Work instructions: Go through the data below line by line and count those containing the word "無言のうちに心が互いに通じ合うこと". Reply with the count only.

----

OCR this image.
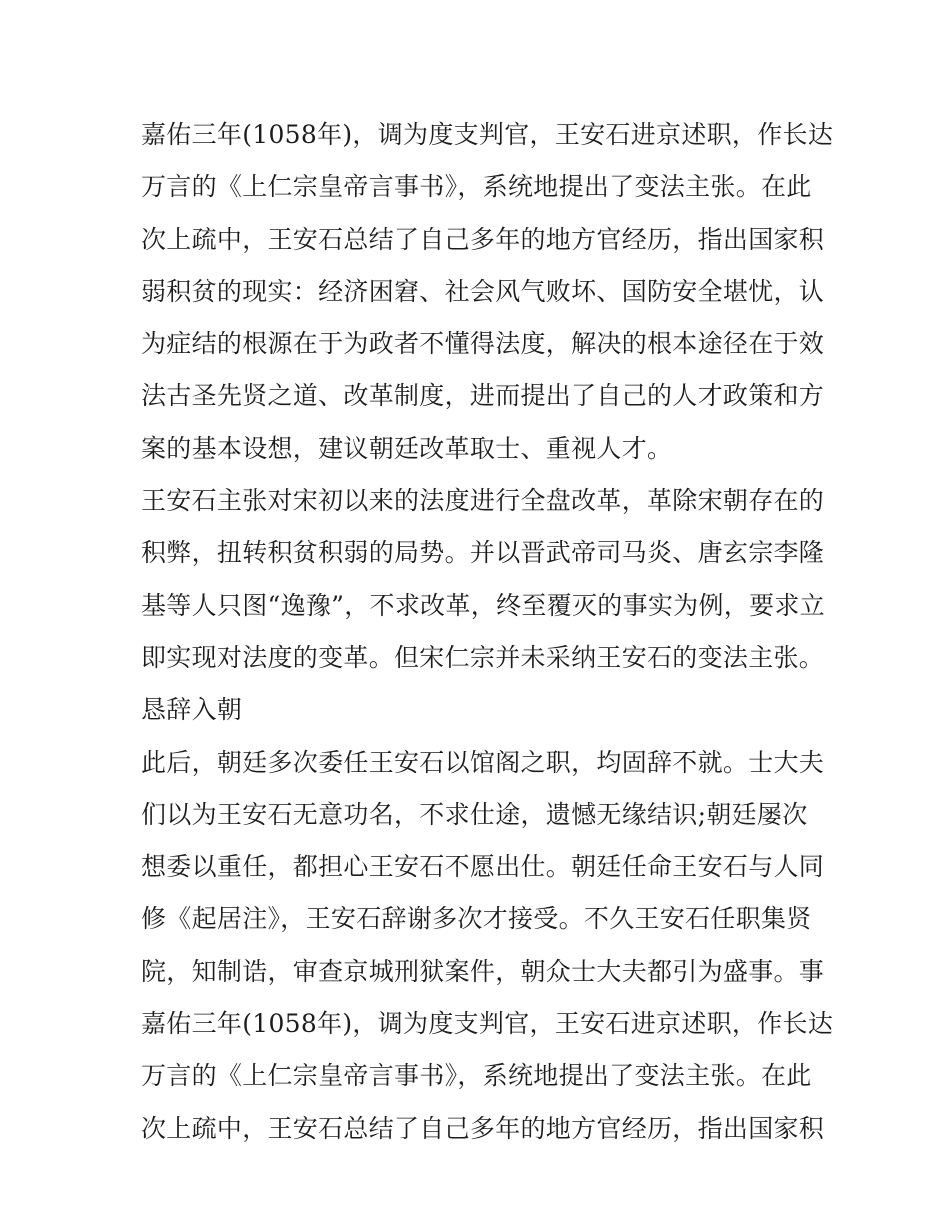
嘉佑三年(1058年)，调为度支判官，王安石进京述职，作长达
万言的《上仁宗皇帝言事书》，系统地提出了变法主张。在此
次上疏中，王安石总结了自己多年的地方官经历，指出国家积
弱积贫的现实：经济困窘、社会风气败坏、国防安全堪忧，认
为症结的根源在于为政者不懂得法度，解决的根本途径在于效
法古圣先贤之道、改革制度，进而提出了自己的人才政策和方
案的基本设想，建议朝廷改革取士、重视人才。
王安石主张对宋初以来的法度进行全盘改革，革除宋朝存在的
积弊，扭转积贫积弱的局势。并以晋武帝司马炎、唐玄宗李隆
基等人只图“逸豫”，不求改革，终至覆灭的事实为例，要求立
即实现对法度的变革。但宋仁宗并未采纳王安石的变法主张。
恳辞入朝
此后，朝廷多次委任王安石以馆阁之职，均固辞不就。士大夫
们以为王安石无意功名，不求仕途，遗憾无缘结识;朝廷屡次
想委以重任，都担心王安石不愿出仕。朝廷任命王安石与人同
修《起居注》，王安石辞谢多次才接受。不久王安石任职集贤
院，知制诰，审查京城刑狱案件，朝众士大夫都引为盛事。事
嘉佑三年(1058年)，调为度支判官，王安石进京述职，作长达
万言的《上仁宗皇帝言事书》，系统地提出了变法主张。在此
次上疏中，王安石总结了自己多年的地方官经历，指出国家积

----

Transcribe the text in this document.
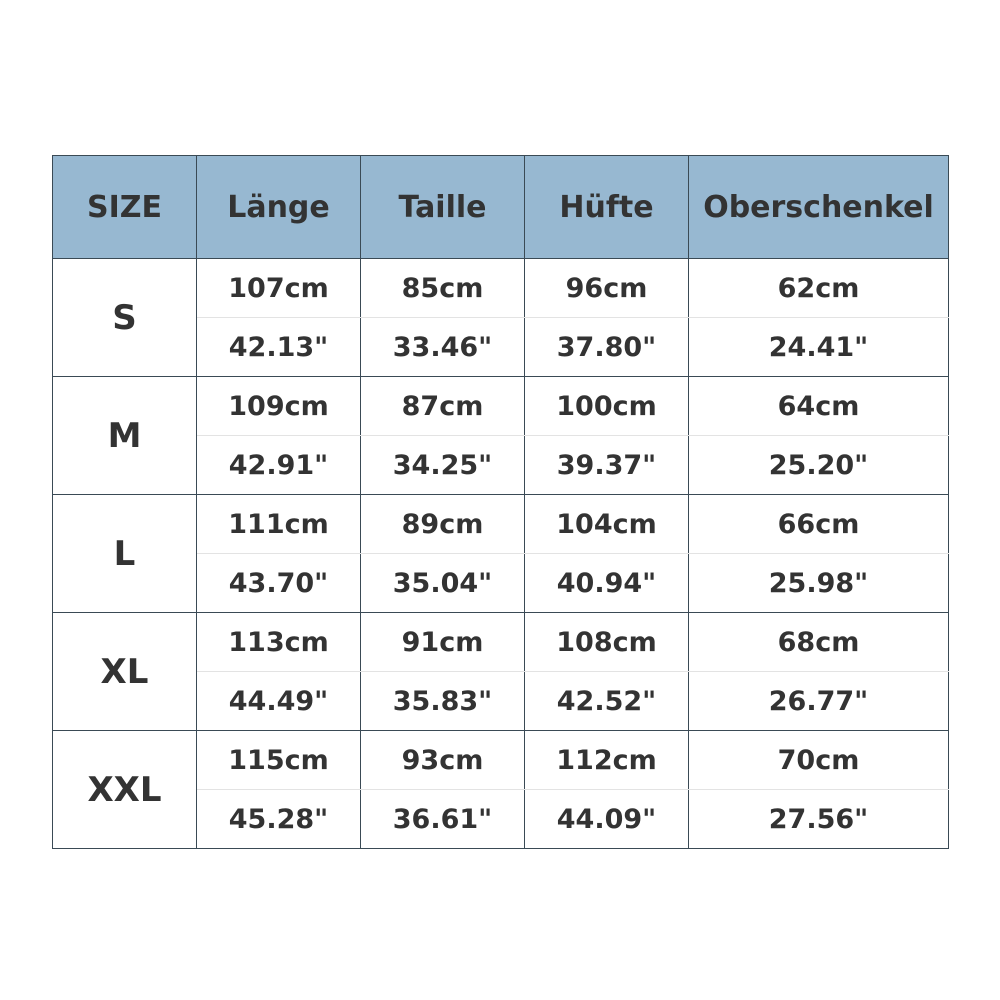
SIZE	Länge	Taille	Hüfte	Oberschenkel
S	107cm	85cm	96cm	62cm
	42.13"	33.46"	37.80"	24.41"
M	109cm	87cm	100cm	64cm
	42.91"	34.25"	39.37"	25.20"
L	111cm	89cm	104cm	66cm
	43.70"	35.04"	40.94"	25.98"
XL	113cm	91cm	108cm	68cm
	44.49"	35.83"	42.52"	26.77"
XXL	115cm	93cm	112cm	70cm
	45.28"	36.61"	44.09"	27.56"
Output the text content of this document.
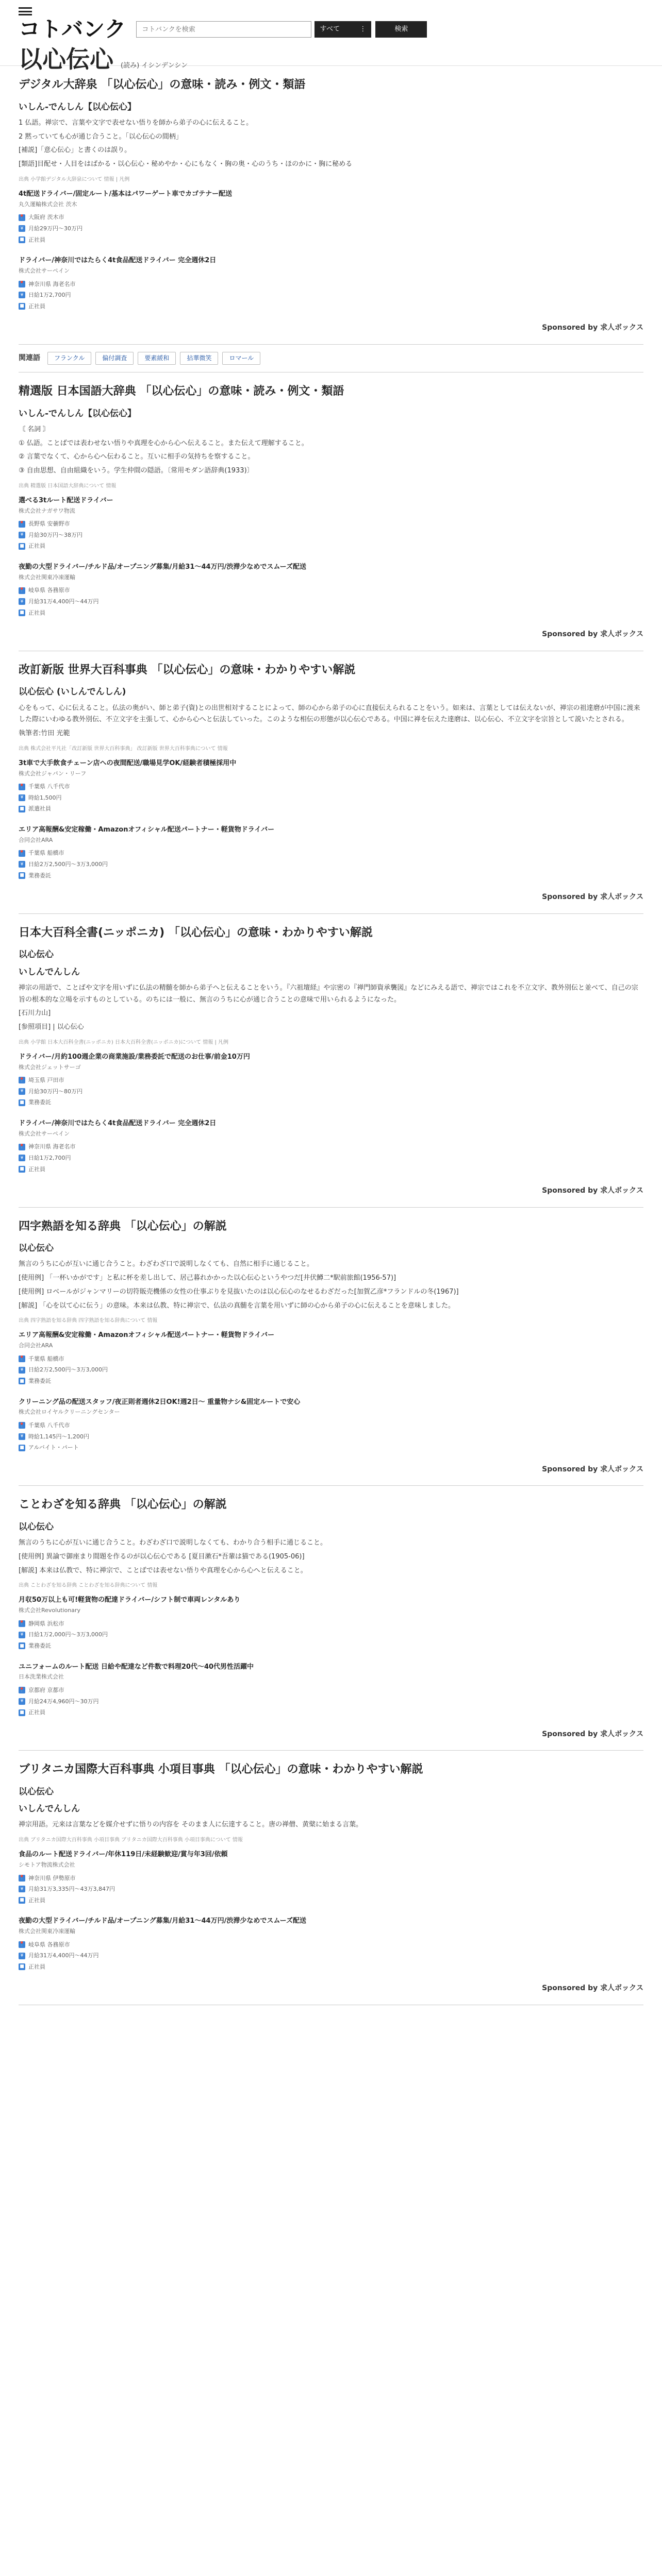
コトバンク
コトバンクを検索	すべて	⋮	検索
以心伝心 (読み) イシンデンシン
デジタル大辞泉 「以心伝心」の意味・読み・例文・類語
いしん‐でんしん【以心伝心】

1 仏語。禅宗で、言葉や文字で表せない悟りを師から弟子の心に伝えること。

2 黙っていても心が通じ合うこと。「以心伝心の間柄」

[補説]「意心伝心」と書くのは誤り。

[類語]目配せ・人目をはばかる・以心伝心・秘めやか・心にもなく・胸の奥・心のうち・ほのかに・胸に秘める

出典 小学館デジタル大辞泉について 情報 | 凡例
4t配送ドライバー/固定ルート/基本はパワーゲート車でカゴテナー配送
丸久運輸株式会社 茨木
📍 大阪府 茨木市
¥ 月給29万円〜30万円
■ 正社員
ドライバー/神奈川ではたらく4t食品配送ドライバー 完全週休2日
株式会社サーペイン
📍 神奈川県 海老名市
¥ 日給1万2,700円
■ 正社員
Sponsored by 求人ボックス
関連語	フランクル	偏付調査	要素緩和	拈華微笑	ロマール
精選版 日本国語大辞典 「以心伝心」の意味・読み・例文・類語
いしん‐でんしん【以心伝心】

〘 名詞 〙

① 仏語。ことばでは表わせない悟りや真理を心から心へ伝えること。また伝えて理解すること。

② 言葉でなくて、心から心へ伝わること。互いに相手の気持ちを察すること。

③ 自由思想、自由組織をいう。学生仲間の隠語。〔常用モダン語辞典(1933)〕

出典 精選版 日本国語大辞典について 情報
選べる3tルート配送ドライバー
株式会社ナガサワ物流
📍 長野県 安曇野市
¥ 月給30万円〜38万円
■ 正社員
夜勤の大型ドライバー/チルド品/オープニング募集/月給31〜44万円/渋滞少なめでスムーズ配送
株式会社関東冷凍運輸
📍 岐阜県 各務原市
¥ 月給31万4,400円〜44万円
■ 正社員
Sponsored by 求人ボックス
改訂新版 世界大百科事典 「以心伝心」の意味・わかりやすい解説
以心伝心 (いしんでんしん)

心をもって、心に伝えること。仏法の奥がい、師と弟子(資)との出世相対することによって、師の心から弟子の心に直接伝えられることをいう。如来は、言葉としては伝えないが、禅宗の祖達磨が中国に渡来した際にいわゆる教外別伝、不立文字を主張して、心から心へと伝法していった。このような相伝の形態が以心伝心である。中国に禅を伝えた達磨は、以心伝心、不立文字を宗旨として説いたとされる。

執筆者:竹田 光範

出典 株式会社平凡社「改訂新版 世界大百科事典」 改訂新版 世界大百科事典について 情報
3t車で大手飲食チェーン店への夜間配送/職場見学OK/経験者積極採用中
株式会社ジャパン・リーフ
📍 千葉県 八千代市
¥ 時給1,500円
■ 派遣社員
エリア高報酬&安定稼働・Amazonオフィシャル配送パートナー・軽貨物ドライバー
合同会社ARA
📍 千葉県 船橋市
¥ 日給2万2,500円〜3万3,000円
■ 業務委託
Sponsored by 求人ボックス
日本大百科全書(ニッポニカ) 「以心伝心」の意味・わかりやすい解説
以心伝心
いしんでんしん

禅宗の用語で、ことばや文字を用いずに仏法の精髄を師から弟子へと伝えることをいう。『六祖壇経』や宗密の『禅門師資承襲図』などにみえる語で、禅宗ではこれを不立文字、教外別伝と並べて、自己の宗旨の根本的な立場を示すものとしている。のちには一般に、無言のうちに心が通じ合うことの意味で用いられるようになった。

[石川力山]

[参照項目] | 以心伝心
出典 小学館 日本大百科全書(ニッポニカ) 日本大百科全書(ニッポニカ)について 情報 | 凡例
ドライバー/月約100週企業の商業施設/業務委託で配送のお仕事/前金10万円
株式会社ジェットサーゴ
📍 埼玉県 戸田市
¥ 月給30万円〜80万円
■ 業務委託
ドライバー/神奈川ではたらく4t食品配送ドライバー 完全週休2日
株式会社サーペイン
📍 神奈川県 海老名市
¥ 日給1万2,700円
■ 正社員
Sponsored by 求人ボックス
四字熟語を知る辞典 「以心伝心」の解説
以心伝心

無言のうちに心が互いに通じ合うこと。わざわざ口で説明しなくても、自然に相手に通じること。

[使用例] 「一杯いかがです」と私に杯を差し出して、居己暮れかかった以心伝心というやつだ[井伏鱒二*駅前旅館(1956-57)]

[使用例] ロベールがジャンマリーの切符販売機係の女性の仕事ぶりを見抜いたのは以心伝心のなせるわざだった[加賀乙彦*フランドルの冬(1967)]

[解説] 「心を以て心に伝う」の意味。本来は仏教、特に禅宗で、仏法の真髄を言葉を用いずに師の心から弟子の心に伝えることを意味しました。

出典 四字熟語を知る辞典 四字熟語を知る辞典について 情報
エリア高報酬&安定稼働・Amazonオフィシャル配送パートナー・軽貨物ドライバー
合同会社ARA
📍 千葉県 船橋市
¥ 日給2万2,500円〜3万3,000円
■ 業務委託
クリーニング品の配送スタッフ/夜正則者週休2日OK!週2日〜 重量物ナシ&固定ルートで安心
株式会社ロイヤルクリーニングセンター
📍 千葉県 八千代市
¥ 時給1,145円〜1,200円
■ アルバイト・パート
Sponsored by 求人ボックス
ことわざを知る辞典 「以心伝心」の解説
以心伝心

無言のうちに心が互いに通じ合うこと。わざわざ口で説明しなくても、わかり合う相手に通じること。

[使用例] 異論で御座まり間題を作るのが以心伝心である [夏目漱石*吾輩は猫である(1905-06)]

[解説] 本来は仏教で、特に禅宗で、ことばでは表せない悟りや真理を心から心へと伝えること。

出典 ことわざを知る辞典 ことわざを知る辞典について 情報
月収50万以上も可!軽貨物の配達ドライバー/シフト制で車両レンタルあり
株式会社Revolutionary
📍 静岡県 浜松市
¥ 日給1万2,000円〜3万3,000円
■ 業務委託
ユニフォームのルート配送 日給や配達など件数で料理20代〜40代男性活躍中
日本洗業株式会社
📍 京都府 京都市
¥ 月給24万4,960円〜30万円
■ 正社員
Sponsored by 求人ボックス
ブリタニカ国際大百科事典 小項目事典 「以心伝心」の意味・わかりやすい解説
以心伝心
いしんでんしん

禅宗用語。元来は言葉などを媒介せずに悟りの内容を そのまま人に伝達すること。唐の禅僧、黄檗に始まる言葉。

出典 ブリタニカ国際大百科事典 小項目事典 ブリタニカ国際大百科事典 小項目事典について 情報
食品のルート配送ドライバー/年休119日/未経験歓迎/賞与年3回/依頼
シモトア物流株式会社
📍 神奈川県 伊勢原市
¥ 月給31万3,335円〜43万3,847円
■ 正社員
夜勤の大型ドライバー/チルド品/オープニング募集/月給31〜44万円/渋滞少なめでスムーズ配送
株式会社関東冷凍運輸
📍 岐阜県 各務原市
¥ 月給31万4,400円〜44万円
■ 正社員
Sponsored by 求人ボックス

----

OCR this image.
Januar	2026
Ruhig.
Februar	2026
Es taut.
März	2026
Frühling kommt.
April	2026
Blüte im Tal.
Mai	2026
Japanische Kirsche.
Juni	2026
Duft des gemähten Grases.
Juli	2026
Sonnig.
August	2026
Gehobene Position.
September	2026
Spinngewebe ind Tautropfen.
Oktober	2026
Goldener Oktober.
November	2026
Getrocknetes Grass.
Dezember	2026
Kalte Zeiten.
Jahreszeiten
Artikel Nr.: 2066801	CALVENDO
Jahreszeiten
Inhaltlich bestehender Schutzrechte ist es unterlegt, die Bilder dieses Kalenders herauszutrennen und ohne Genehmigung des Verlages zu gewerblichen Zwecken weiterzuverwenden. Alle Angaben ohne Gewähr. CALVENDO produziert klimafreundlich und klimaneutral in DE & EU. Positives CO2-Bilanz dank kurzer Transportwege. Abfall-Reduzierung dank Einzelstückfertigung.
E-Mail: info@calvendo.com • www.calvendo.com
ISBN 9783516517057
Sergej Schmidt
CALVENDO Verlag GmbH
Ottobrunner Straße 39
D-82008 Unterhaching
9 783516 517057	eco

----

Result: 2